[start Material for the task]

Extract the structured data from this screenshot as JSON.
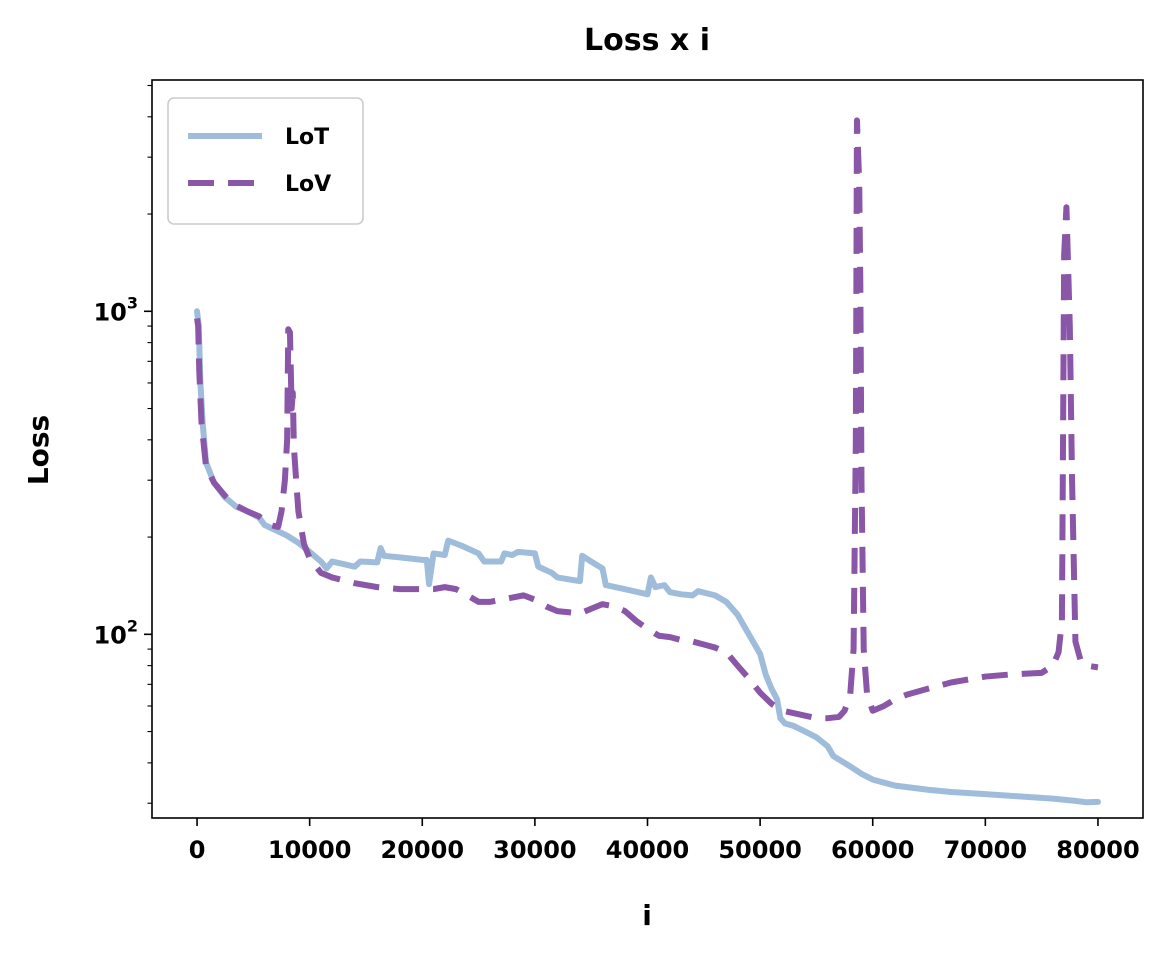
{
  "chart_data": {
    "type": "line",
    "title": "Loss x i",
    "xlabel": "i",
    "ylabel": "Loss",
    "xlim": [
      -4000,
      84000
    ],
    "ylim": [
      27,
      5200
    ],
    "yscale": "log",
    "x_ticks": [
      0,
      10000,
      20000,
      30000,
      40000,
      50000,
      60000,
      70000,
      80000
    ],
    "x_tick_labels": [
      "0",
      "10000",
      "20000",
      "30000",
      "40000",
      "50000",
      "60000",
      "70000",
      "80000"
    ],
    "y_ticks": [
      {
        "value": 100,
        "base": "10",
        "exp": "2"
      },
      {
        "value": 1000,
        "base": "10",
        "exp": "3"
      }
    ],
    "legend": {
      "position": "top-left"
    },
    "series": [
      {
        "name": "LoT",
        "color": "#9fbddb",
        "style": "solid",
        "points": [
          [
            0,
            1000
          ],
          [
            150,
            900
          ],
          [
            300,
            600
          ],
          [
            500,
            450
          ],
          [
            800,
            340
          ],
          [
            1500,
            295
          ],
          [
            2500,
            265
          ],
          [
            3500,
            248
          ],
          [
            4500,
            240
          ],
          [
            5500,
            230
          ],
          [
            6000,
            218
          ],
          [
            7000,
            210
          ],
          [
            8000,
            202
          ],
          [
            9000,
            192
          ],
          [
            10000,
            180
          ],
          [
            11000,
            168
          ],
          [
            11500,
            160
          ],
          [
            12000,
            168
          ],
          [
            13000,
            165
          ],
          [
            14000,
            162
          ],
          [
            14500,
            168
          ],
          [
            16000,
            167
          ],
          [
            16300,
            185
          ],
          [
            16600,
            175
          ],
          [
            18000,
            173
          ],
          [
            20000,
            170
          ],
          [
            20400,
            170
          ],
          [
            20600,
            143
          ],
          [
            21000,
            178
          ],
          [
            22000,
            176
          ],
          [
            22300,
            195
          ],
          [
            23500,
            188
          ],
          [
            25000,
            178
          ],
          [
            25500,
            168
          ],
          [
            27000,
            168
          ],
          [
            27300,
            178
          ],
          [
            28000,
            176
          ],
          [
            28500,
            180
          ],
          [
            30000,
            178
          ],
          [
            30300,
            162
          ],
          [
            31500,
            155
          ],
          [
            32000,
            150
          ],
          [
            33000,
            148
          ],
          [
            34000,
            146
          ],
          [
            34200,
            175
          ],
          [
            35000,
            168
          ],
          [
            36000,
            160
          ],
          [
            36300,
            142
          ],
          [
            38000,
            138
          ],
          [
            40000,
            133
          ],
          [
            40300,
            150
          ],
          [
            40700,
            140
          ],
          [
            41500,
            142
          ],
          [
            42000,
            135
          ],
          [
            43000,
            133
          ],
          [
            44000,
            132
          ],
          [
            44500,
            136
          ],
          [
            46000,
            132
          ],
          [
            47000,
            126
          ],
          [
            48000,
            115
          ],
          [
            49000,
            100
          ],
          [
            50000,
            87
          ],
          [
            50500,
            75
          ],
          [
            51000,
            68
          ],
          [
            51500,
            63
          ],
          [
            51800,
            55
          ],
          [
            52200,
            53
          ],
          [
            53000,
            52
          ],
          [
            54000,
            50
          ],
          [
            55000,
            48
          ],
          [
            56000,
            45
          ],
          [
            56500,
            42
          ],
          [
            58000,
            39
          ],
          [
            59000,
            37
          ],
          [
            60000,
            35.5
          ],
          [
            62000,
            34
          ],
          [
            65000,
            33
          ],
          [
            67000,
            32.5
          ],
          [
            70000,
            32
          ],
          [
            73000,
            31.5
          ],
          [
            76000,
            31
          ],
          [
            78000,
            30.5
          ],
          [
            79000,
            30.2
          ],
          [
            80000,
            30.3
          ]
        ]
      },
      {
        "name": "LoV",
        "color": "#8956a8",
        "style": "dashed",
        "points": [
          [
            0,
            950
          ],
          [
            100,
            900
          ],
          [
            200,
            650
          ],
          [
            400,
            450
          ],
          [
            800,
            330
          ],
          [
            1500,
            295
          ],
          [
            2500,
            268
          ],
          [
            3500,
            250
          ],
          [
            4500,
            240
          ],
          [
            5500,
            232
          ],
          [
            6500,
            218
          ],
          [
            7200,
            215
          ],
          [
            7500,
            240
          ],
          [
            7800,
            300
          ],
          [
            8000,
            400
          ],
          [
            8100,
            880
          ],
          [
            8250,
            860
          ],
          [
            8400,
            500
          ],
          [
            8500,
            560
          ],
          [
            8600,
            380
          ],
          [
            8800,
            300
          ],
          [
            9000,
            240
          ],
          [
            9500,
            190
          ],
          [
            10000,
            172
          ],
          [
            11000,
            155
          ],
          [
            12000,
            150
          ],
          [
            14000,
            144
          ],
          [
            16000,
            140
          ],
          [
            18000,
            138
          ],
          [
            20000,
            138
          ],
          [
            21000,
            138
          ],
          [
            22000,
            140
          ],
          [
            23000,
            138
          ],
          [
            24000,
            132
          ],
          [
            25000,
            126
          ],
          [
            26000,
            126
          ],
          [
            27000,
            128
          ],
          [
            28000,
            130
          ],
          [
            29000,
            132
          ],
          [
            30000,
            128
          ],
          [
            31000,
            122
          ],
          [
            32000,
            118
          ],
          [
            33000,
            117
          ],
          [
            34000,
            116
          ],
          [
            35000,
            120
          ],
          [
            36000,
            124
          ],
          [
            37000,
            122
          ],
          [
            38000,
            118
          ],
          [
            39000,
            110
          ],
          [
            40000,
            104
          ],
          [
            41000,
            99
          ],
          [
            42000,
            98
          ],
          [
            43000,
            96
          ],
          [
            44000,
            95
          ],
          [
            45000,
            93
          ],
          [
            46000,
            91
          ],
          [
            47000,
            88
          ],
          [
            48000,
            80
          ],
          [
            49000,
            73
          ],
          [
            50000,
            66
          ],
          [
            51000,
            61
          ],
          [
            52000,
            58
          ],
          [
            53000,
            57
          ],
          [
            54000,
            56
          ],
          [
            55000,
            55
          ],
          [
            56000,
            55
          ],
          [
            57000,
            55.5
          ],
          [
            57500,
            58
          ],
          [
            58000,
            65
          ],
          [
            58300,
            90
          ],
          [
            58500,
            400
          ],
          [
            58600,
            3900
          ],
          [
            58800,
            2500
          ],
          [
            58900,
            1200
          ],
          [
            59000,
            300
          ],
          [
            59200,
            90
          ],
          [
            59500,
            65
          ],
          [
            60000,
            58
          ],
          [
            61000,
            60
          ],
          [
            62000,
            63
          ],
          [
            63000,
            65
          ],
          [
            65000,
            68
          ],
          [
            67000,
            71
          ],
          [
            68000,
            72
          ],
          [
            70000,
            74
          ],
          [
            72000,
            75
          ],
          [
            75000,
            76
          ],
          [
            76000,
            80
          ],
          [
            76500,
            88
          ],
          [
            76800,
            110
          ],
          [
            77000,
            1500
          ],
          [
            77200,
            2100
          ],
          [
            77500,
            900
          ],
          [
            77700,
            300
          ],
          [
            78000,
            95
          ],
          [
            78500,
            82
          ],
          [
            79000,
            80
          ],
          [
            80000,
            79
          ]
        ]
      }
    ]
  }
}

[end Material for the task]

> Written exercise:
Omit every picture, and otherwise quote the entries exactly.

> Solution to this exercise:
Extract the structured data from this screenshot as JSON.
{
  "chart_data": {
    "type": "line",
    "title": "Loss x i",
    "xlabel": "i",
    "ylabel": "Loss",
    "xlim": [
      -4000,
      84000
    ],
    "ylim": [
      27,
      5200
    ],
    "yscale": "log",
    "x_ticks": [
      0,
      10000,
      20000,
      30000,
      40000,
      50000,
      60000,
      70000,
      80000
    ],
    "x_tick_labels": [
      "0",
      "10000",
      "20000",
      "30000",
      "40000",
      "50000",
      "60000",
      "70000",
      "80000"
    ],
    "y_ticks": [
      {
        "value": 100,
        "base": "10",
        "exp": "2"
      },
      {
        "value": 1000,
        "base": "10",
        "exp": "3"
      }
    ],
    "legend": {
      "position": "top-left"
    },
    "series": [
      {
        "name": "LoT",
        "color": "#9fbddb",
        "style": "solid",
        "points": [
          [
            0,
            1000
          ],
          [
            150,
            900
          ],
          [
            300,
            600
          ],
          [
            500,
            450
          ],
          [
            800,
            340
          ],
          [
            1500,
            295
          ],
          [
            2500,
            265
          ],
          [
            3500,
            248
          ],
          [
            4500,
            240
          ],
          [
            5500,
            230
          ],
          [
            6000,
            218
          ],
          [
            7000,
            210
          ],
          [
            8000,
            202
          ],
          [
            9000,
            192
          ],
          [
            10000,
            180
          ],
          [
            11000,
            168
          ],
          [
            11500,
            160
          ],
          [
            12000,
            168
          ],
          [
            13000,
            165
          ],
          [
            14000,
            162
          ],
          [
            14500,
            168
          ],
          [
            16000,
            167
          ],
          [
            16300,
            185
          ],
          [
            16600,
            175
          ],
          [
            18000,
            173
          ],
          [
            20000,
            170
          ],
          [
            20400,
            170
          ],
          [
            20600,
            143
          ],
          [
            21000,
            178
          ],
          [
            22000,
            176
          ],
          [
            22300,
            195
          ],
          [
            23500,
            188
          ],
          [
            25000,
            178
          ],
          [
            25500,
            168
          ],
          [
            27000,
            168
          ],
          [
            27300,
            178
          ],
          [
            28000,
            176
          ],
          [
            28500,
            180
          ],
          [
            30000,
            178
          ],
          [
            30300,
            162
          ],
          [
            31500,
            155
          ],
          [
            32000,
            150
          ],
          [
            33000,
            148
          ],
          [
            34000,
            146
          ],
          [
            34200,
            175
          ],
          [
            35000,
            168
          ],
          [
            36000,
            160
          ],
          [
            36300,
            142
          ],
          [
            38000,
            138
          ],
          [
            40000,
            133
          ],
          [
            40300,
            150
          ],
          [
            40700,
            140
          ],
          [
            41500,
            142
          ],
          [
            42000,
            135
          ],
          [
            43000,
            133
          ],
          [
            44000,
            132
          ],
          [
            44500,
            136
          ],
          [
            46000,
            132
          ],
          [
            47000,
            126
          ],
          [
            48000,
            115
          ],
          [
            49000,
            100
          ],
          [
            50000,
            87
          ],
          [
            50500,
            75
          ],
          [
            51000,
            68
          ],
          [
            51500,
            63
          ],
          [
            51800,
            55
          ],
          [
            52200,
            53
          ],
          [
            53000,
            52
          ],
          [
            54000,
            50
          ],
          [
            55000,
            48
          ],
          [
            56000,
            45
          ],
          [
            56500,
            42
          ],
          [
            58000,
            39
          ],
          [
            59000,
            37
          ],
          [
            60000,
            35.5
          ],
          [
            62000,
            34
          ],
          [
            65000,
            33
          ],
          [
            67000,
            32.5
          ],
          [
            70000,
            32
          ],
          [
            73000,
            31.5
          ],
          [
            76000,
            31
          ],
          [
            78000,
            30.5
          ],
          [
            79000,
            30.2
          ],
          [
            80000,
            30.3
          ]
        ]
      },
      {
        "name": "LoV",
        "color": "#8956a8",
        "style": "dashed",
        "points": [
          [
            0,
            950
          ],
          [
            100,
            900
          ],
          [
            200,
            650
          ],
          [
            400,
            450
          ],
          [
            800,
            330
          ],
          [
            1500,
            295
          ],
          [
            2500,
            268
          ],
          [
            3500,
            250
          ],
          [
            4500,
            240
          ],
          [
            5500,
            232
          ],
          [
            6500,
            218
          ],
          [
            7200,
            215
          ],
          [
            7500,
            240
          ],
          [
            7800,
            300
          ],
          [
            8000,
            400
          ],
          [
            8100,
            880
          ],
          [
            8250,
            860
          ],
          [
            8400,
            500
          ],
          [
            8500,
            560
          ],
          [
            8600,
            380
          ],
          [
            8800,
            300
          ],
          [
            9000,
            240
          ],
          [
            9500,
            190
          ],
          [
            10000,
            172
          ],
          [
            11000,
            155
          ],
          [
            12000,
            150
          ],
          [
            14000,
            144
          ],
          [
            16000,
            140
          ],
          [
            18000,
            138
          ],
          [
            20000,
            138
          ],
          [
            21000,
            138
          ],
          [
            22000,
            140
          ],
          [
            23000,
            138
          ],
          [
            24000,
            132
          ],
          [
            25000,
            126
          ],
          [
            26000,
            126
          ],
          [
            27000,
            128
          ],
          [
            28000,
            130
          ],
          [
            29000,
            132
          ],
          [
            30000,
            128
          ],
          [
            31000,
            122
          ],
          [
            32000,
            118
          ],
          [
            33000,
            117
          ],
          [
            34000,
            116
          ],
          [
            35000,
            120
          ],
          [
            36000,
            124
          ],
          [
            37000,
            122
          ],
          [
            38000,
            118
          ],
          [
            39000,
            110
          ],
          [
            40000,
            104
          ],
          [
            41000,
            99
          ],
          [
            42000,
            98
          ],
          [
            43000,
            96
          ],
          [
            44000,
            95
          ],
          [
            45000,
            93
          ],
          [
            46000,
            91
          ],
          [
            47000,
            88
          ],
          [
            48000,
            80
          ],
          [
            49000,
            73
          ],
          [
            50000,
            66
          ],
          [
            51000,
            61
          ],
          [
            52000,
            58
          ],
          [
            53000,
            57
          ],
          [
            54000,
            56
          ],
          [
            55000,
            55
          ],
          [
            56000,
            55
          ],
          [
            57000,
            55.5
          ],
          [
            57500,
            58
          ],
          [
            58000,
            65
          ],
          [
            58300,
            90
          ],
          [
            58500,
            400
          ],
          [
            58600,
            3900
          ],
          [
            58800,
            2500
          ],
          [
            58900,
            1200
          ],
          [
            59000,
            300
          ],
          [
            59200,
            90
          ],
          [
            59500,
            65
          ],
          [
            60000,
            58
          ],
          [
            61000,
            60
          ],
          [
            62000,
            63
          ],
          [
            63000,
            65
          ],
          [
            65000,
            68
          ],
          [
            67000,
            71
          ],
          [
            68000,
            72
          ],
          [
            70000,
            74
          ],
          [
            72000,
            75
          ],
          [
            75000,
            76
          ],
          [
            76000,
            80
          ],
          [
            76500,
            88
          ],
          [
            76800,
            110
          ],
          [
            77000,
            1500
          ],
          [
            77200,
            2100
          ],
          [
            77500,
            900
          ],
          [
            77700,
            300
          ],
          [
            78000,
            95
          ],
          [
            78500,
            82
          ],
          [
            79000,
            80
          ],
          [
            80000,
            79
          ]
        ]
      }
    ]
  }
}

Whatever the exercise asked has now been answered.